_Exercise instructions:_ Scan the entries for lines with the word "AboBoNT" and copy those lines.

****************

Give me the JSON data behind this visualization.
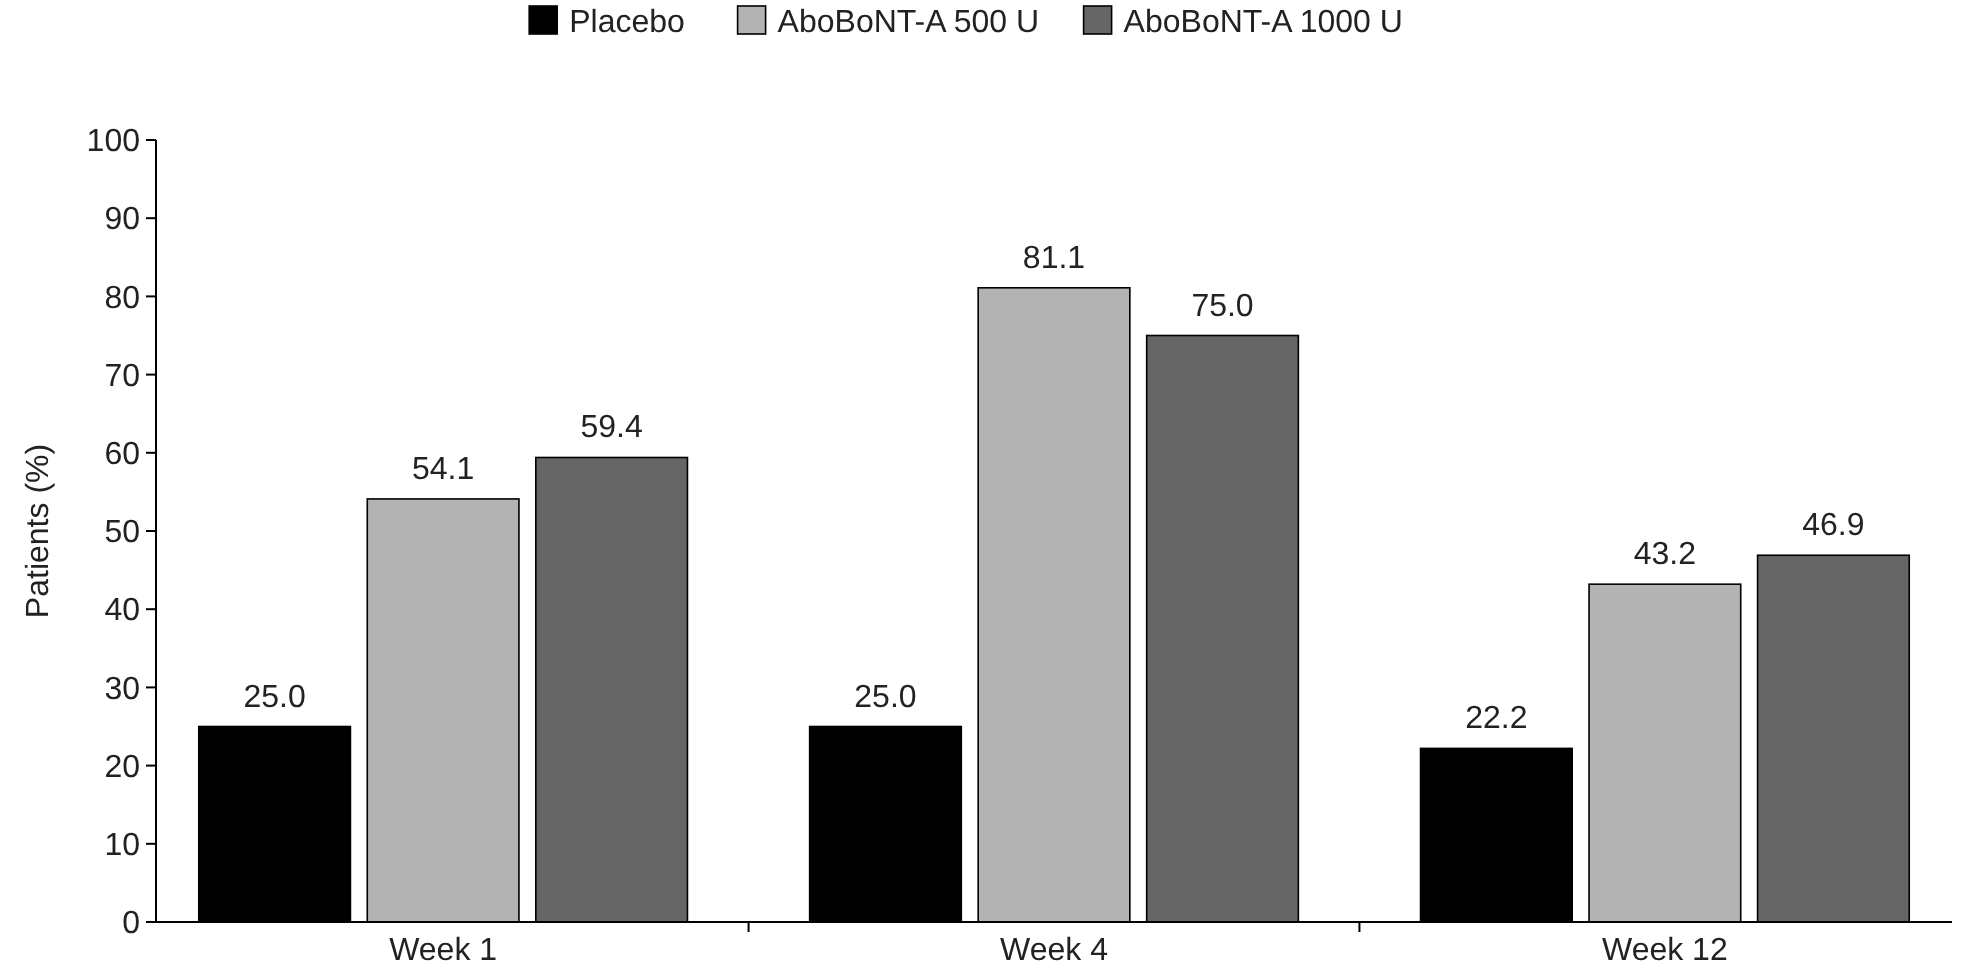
{
  "chart_data": {
    "type": "bar",
    "ylabel": "Patients (%)",
    "categories": [
      "Week 1",
      "Week 4",
      "Week 12"
    ],
    "series": [
      {
        "name": "Placebo",
        "color": "#000000",
        "values": [
          25.0,
          25.0,
          22.2
        ]
      },
      {
        "name": "AboBoNT-A 500 U",
        "color": "#b3b3b3",
        "values": [
          54.1,
          81.1,
          43.2
        ]
      },
      {
        "name": "AboBoNT-A 1000 U",
        "color": "#666666",
        "values": [
          59.4,
          75.0,
          46.9
        ]
      }
    ],
    "value_labels": [
      [
        "25.0",
        "25.0",
        "22.2"
      ],
      [
        "54.1",
        "81.1",
        "43.2"
      ],
      [
        "59.4",
        "75.0",
        "46.9"
      ]
    ],
    "ylim": [
      0,
      100
    ],
    "yticks": [
      0,
      10,
      20,
      30,
      40,
      50,
      60,
      70,
      80,
      90,
      100
    ],
    "grid": false,
    "legend": "top"
  }
}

****************

_Exercise answer:_
        "name": "AboBoNT-A 500 U",
        "name": "AboBoNT-A 1000 U",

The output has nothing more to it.